What is being asked:
Copy every record word for word.

Stored records:
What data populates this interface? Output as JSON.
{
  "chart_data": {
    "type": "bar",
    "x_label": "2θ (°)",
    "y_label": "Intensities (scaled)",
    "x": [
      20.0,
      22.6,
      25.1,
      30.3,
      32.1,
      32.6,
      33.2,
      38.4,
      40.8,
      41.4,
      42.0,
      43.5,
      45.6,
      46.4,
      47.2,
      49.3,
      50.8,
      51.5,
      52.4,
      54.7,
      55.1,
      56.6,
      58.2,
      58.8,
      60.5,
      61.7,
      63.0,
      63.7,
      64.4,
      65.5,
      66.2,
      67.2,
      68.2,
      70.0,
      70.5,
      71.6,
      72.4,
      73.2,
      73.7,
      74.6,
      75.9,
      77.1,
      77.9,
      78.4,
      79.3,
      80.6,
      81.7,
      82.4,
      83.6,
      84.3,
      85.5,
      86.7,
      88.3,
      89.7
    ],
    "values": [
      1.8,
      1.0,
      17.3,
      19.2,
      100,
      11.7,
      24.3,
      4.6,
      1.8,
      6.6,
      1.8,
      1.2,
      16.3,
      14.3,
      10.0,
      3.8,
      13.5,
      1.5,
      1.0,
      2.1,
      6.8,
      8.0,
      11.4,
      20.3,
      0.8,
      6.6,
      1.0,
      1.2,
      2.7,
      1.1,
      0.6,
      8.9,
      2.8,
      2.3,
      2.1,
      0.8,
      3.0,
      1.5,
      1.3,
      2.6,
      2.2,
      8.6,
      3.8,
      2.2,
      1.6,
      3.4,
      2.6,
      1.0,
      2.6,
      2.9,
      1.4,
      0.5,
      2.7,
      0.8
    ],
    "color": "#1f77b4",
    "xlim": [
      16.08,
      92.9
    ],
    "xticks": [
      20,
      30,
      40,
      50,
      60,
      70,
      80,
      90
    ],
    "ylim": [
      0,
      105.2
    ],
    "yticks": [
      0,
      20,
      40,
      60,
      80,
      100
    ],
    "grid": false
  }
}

Response for this exercise:
What data populates this interface? Output as JSON.
{
  "chart_data": {
    "type": "bar",
    "x_label": "2θ (°)",
    "y_label": "Intensities (scaled)",
    "x": [
      20.0,
      22.6,
      25.1,
      30.3,
      32.1,
      32.6,
      33.2,
      38.4,
      40.8,
      41.4,
      42.0,
      43.5,
      45.6,
      46.4,
      47.2,
      49.3,
      50.8,
      51.5,
      52.4,
      54.7,
      55.1,
      56.6,
      58.2,
      58.8,
      60.5,
      61.7,
      63.0,
      63.7,
      64.4,
      65.5,
      66.2,
      67.2,
      68.2,
      70.0,
      70.5,
      71.6,
      72.4,
      73.2,
      73.7,
      74.6,
      75.9,
      77.1,
      77.9,
      78.4,
      79.3,
      80.6,
      81.7,
      82.4,
      83.6,
      84.3,
      85.5,
      86.7,
      88.3,
      89.7
    ],
    "values": [
      1.8,
      1.0,
      17.3,
      19.2,
      100,
      11.7,
      24.3,
      4.6,
      1.8,
      6.6,
      1.8,
      1.2,
      16.3,
      14.3,
      10.0,
      3.8,
      13.5,
      1.5,
      1.0,
      2.1,
      6.8,
      8.0,
      11.4,
      20.3,
      0.8,
      6.6,
      1.0,
      1.2,
      2.7,
      1.1,
      0.6,
      8.9,
      2.8,
      2.3,
      2.1,
      0.8,
      3.0,
      1.5,
      1.3,
      2.6,
      2.2,
      8.6,
      3.8,
      2.2,
      1.6,
      3.4,
      2.6,
      1.0,
      2.6,
      2.9,
      1.4,
      0.5,
      2.7,
      0.8
    ],
    "color": "#1f77b4",
    "xlim": [
      16.08,
      92.9
    ],
    "xticks": [
      20,
      30,
      40,
      50,
      60,
      70,
      80,
      90
    ],
    "ylim": [
      0,
      105.2
    ],
    "yticks": [
      0,
      20,
      40,
      60,
      80,
      100
    ],
    "grid": false
  }
}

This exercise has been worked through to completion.